## Goal of the exercise
Below are some entries. Copy each line that holds the string "JSON".

## Records for the task
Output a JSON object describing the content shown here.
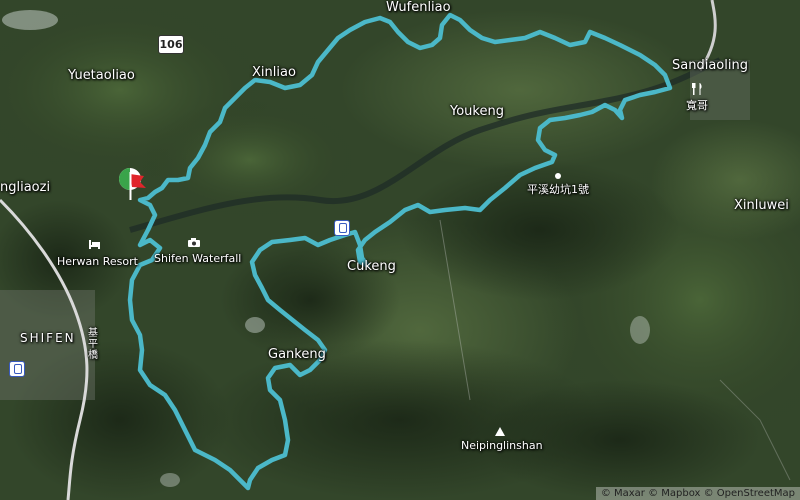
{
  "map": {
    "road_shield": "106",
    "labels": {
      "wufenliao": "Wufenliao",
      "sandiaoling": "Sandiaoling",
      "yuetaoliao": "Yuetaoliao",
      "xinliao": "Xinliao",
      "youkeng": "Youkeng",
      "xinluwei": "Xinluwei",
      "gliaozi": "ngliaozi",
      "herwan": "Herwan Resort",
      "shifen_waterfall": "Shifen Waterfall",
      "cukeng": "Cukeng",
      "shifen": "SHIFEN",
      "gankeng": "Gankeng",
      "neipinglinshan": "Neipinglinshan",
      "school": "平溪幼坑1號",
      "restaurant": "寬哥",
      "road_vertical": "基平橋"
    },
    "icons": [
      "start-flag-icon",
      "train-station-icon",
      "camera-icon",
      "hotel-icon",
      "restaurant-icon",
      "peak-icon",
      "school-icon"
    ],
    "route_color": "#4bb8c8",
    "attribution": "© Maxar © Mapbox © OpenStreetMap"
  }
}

* * *

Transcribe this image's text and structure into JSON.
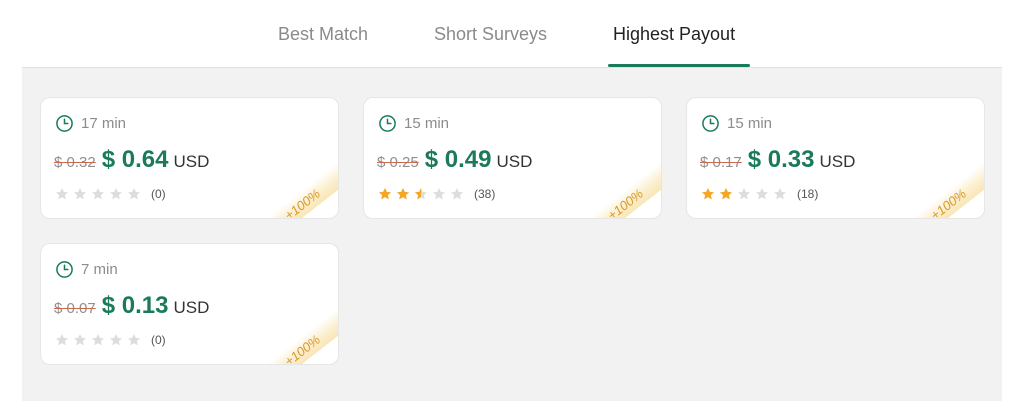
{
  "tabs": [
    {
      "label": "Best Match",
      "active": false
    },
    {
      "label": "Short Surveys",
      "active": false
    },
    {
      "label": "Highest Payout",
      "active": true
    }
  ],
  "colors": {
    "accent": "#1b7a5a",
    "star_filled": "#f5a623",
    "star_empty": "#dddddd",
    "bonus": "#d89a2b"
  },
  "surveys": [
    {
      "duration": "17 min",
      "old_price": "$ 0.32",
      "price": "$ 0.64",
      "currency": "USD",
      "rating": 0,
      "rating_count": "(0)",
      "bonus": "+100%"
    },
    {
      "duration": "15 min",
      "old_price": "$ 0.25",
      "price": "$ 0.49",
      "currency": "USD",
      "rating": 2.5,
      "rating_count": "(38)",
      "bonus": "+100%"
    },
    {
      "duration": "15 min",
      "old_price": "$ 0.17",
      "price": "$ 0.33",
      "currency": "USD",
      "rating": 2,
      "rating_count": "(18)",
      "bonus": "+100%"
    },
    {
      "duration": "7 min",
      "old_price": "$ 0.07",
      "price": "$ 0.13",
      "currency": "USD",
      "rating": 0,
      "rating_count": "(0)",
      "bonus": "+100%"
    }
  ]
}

## The response
Output a JSON object describing the content shown here.
Transcribe this image's text and structure into JSON.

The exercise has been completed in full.